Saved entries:
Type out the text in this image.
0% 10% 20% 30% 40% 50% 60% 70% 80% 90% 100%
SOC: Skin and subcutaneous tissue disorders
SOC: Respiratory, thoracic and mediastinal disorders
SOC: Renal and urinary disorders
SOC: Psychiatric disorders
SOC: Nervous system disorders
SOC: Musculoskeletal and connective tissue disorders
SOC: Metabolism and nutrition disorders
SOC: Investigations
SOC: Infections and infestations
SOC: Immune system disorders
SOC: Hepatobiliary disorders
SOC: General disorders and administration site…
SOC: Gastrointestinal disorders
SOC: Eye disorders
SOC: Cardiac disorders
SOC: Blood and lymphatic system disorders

Objective: Copy each line of the data exactly, leaving nothing out.

Finished exercise:
Type out the text in this image.
0% 10% 20% 30% 40% 50% 60% 70% 80% 90% 100%
SOC: Skin and subcutaneous tissue disorders
SOC: Respiratory, thoracic and mediastinal disorders
SOC: Renal and urinary disorders
SOC: Psychiatric disorders
SOC: Nervous system disorders
SOC: Musculoskeletal and connective tissue disorders
SOC: Metabolism and nutrition disorders
SOC: Investigations
SOC: Infections and infestations
SOC: Immune system disorders
SOC: Hepatobiliary disorders
SOC: General disorders and administration site…
SOC: Gastrointestinal disorders
SOC: Eye disorders
SOC: Cardiac disorders
SOC: Blood and lymphatic system disorders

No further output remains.